- _Exercise brief_
Find every line in the records below that holds the word "рублей", and copy it out.

— Start Extracted entries —

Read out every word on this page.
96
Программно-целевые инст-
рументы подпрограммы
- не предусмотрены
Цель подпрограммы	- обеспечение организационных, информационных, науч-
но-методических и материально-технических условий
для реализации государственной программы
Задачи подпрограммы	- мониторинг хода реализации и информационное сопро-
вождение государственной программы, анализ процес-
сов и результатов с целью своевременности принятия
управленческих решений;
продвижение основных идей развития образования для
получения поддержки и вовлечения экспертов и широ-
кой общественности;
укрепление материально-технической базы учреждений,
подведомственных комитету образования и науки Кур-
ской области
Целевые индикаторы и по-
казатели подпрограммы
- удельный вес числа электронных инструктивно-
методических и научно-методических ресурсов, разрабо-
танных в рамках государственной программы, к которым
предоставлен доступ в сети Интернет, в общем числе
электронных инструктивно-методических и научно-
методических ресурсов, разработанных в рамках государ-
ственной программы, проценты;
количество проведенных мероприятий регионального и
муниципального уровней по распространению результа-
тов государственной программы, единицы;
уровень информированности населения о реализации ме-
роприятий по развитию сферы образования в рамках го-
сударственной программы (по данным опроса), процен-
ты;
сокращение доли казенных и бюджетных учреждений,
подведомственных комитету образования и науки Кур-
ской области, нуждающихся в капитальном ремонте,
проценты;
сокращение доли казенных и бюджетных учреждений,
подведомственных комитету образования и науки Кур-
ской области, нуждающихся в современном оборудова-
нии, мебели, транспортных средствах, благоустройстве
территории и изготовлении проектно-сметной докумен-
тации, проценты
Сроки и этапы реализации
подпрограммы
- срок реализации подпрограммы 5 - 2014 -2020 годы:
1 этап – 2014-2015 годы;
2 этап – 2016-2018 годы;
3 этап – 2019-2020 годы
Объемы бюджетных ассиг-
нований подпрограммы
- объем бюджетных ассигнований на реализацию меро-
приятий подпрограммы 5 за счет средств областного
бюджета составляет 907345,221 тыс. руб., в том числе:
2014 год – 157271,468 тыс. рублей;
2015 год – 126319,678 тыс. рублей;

— End Extracted entries —

- _Finished answer_
2014 год – 157271,468 тыс. рублей;
2015 год – 126319,678 тыс. рублей;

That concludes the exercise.